- What the task requires
Using the records below, locate all lines containing "процессов" and return them.

[Data records]
•••••

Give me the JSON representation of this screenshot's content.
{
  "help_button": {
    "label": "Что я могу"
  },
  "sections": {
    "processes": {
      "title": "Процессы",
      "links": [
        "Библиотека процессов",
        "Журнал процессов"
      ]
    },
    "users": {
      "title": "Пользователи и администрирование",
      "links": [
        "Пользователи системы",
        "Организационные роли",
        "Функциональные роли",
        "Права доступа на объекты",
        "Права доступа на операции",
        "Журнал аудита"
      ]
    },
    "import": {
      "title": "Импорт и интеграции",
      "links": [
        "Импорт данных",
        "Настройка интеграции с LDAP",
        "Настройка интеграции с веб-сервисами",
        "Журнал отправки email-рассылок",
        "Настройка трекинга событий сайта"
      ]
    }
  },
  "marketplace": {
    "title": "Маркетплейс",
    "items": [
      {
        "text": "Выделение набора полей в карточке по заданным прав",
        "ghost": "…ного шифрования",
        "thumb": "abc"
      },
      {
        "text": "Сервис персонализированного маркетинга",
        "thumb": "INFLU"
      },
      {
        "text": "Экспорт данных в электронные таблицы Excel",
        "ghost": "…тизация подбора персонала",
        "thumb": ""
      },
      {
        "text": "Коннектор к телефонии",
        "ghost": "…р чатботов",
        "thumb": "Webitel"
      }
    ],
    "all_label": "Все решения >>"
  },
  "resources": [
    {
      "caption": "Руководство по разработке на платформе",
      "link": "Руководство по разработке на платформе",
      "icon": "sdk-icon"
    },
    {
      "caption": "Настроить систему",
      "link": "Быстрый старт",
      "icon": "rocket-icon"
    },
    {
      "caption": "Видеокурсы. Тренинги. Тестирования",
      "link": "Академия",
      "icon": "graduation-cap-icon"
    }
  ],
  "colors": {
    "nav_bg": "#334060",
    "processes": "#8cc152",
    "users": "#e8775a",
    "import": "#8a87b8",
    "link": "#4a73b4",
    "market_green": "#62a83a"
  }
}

•••••

- Reply
        "Библиотека процессов",
        "Журнал процессов"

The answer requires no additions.